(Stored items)
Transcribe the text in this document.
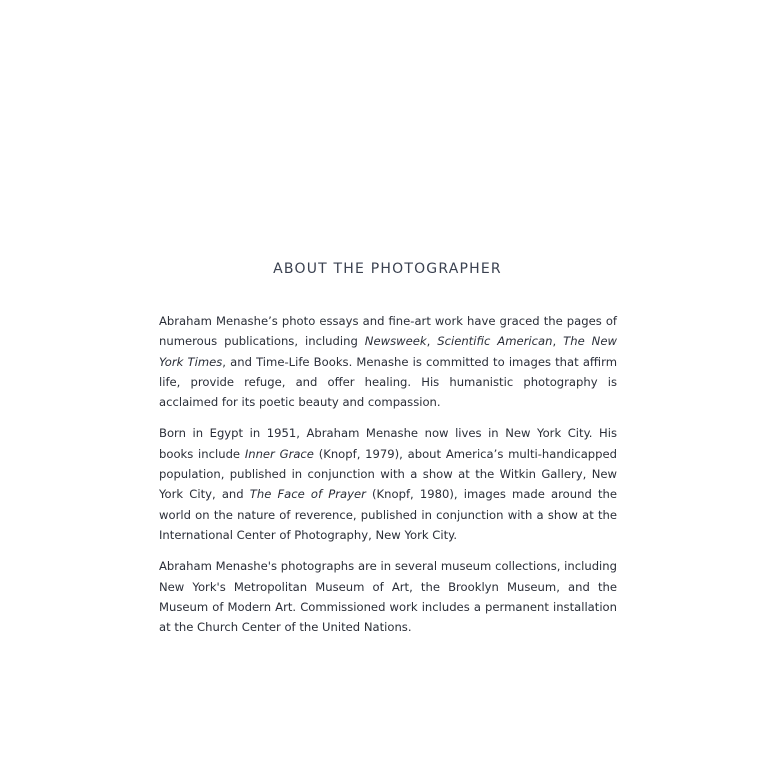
ABOUT THE PHOTOGRAPHER

Abraham Menashe’s photo essays and fine-art work have graced the pages of numerous publications, including Newsweek, Scientific American, The New York Times, and Time-Life Books. Menashe is committed to images that affirm life, provide refuge, and offer healing. His humanistic photography is acclaimed for its poetic beauty and compassion.

Born in Egypt in 1951, Abraham Menashe now lives in New York City. His books include Inner Grace (Knopf, 1979), about America’s multi-handicapped population, published in conjunction with a show at the Witkin Gallery, New York City, and The Face of Prayer (Knopf, 1980), images made around the world on the nature of reverence, published in conjunction with a show at the International Center of Photography, New York City.

Abraham Menashe's photographs are in several museum collections, including New York's Metropolitan Museum of Art, the Brooklyn Museum, and the Museum of Modern Art. Commissioned work includes a permanent installation at the Church Center of the United Nations.
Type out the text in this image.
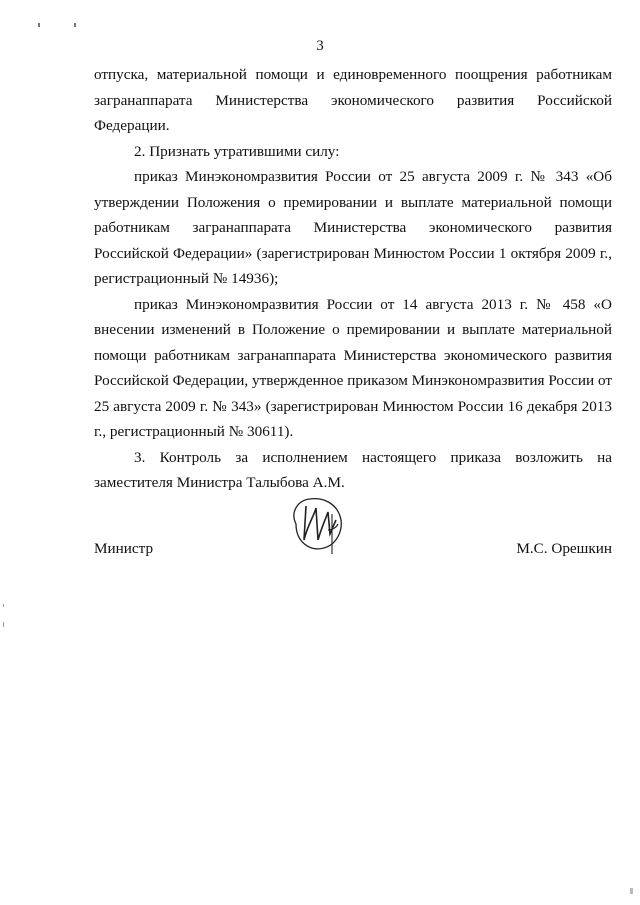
3

отпуска, материальной помощи и единовременного поощрения работникам загранаппарата Министерства экономического развития Российской Федерации.

2. Признать утратившими силу:

приказ Минэкономразвития России от 25 августа 2009 г. № 343 «Об утверждении Положения о премировании и выплате материальной помощи работникам загранаппарата Министерства экономического развития Российской Федерации» (зарегистрирован Минюстом России 1 октября 2009 г., регистрационный № 14936);

приказ Минэкономразвития России от 14 августа 2013 г. № 458 «О внесении изменений в Положение о премировании и выплате материальной помощи работникам загранаппарата Министерства экономического развития Российской Федерации, утвержденное приказом Минэкономразвития России от 25 августа 2009 г. № 343» (зарегистрирован Минюстом России 16 декабря 2013 г., регистрационный № 30611).

3. Контроль за исполнением настоящего приказа возложить на заместителя Министра Талыбова А.М.

Министр	М.С. Орешкин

:: WORK INSTRUCTIONS ::
Exclude the pictures, and output exactly the lines from the one with "Type out the text in this image." through the last line of the records, both included.

:: SOLUTION ::
Type out the text in this image.
3

отпуска, материальной помощи и единовременного поощрения работникам загранаппарата Министерства экономического развития Российской Федерации.

2. Признать утратившими силу:

приказ Минэкономразвития России от 25 августа 2009 г. № 343 «Об утверждении Положения о премировании и выплате материальной помощи работникам загранаппарата Министерства экономического развития Российской Федерации» (зарегистрирован Минюстом России 1 октября 2009 г., регистрационный № 14936);

приказ Минэкономразвития России от 14 августа 2013 г. № 458 «О внесении изменений в Положение о премировании и выплате материальной помощи работникам загранаппарата Министерства экономического развития Российской Федерации, утвержденное приказом Минэкономразвития России от 25 августа 2009 г. № 343» (зарегистрирован Минюстом России 16 декабря 2013 г., регистрационный № 30611).

3. Контроль за исполнением настоящего приказа возложить на заместителя Министра Талыбова А.М.

Министр	М.С. Орешкин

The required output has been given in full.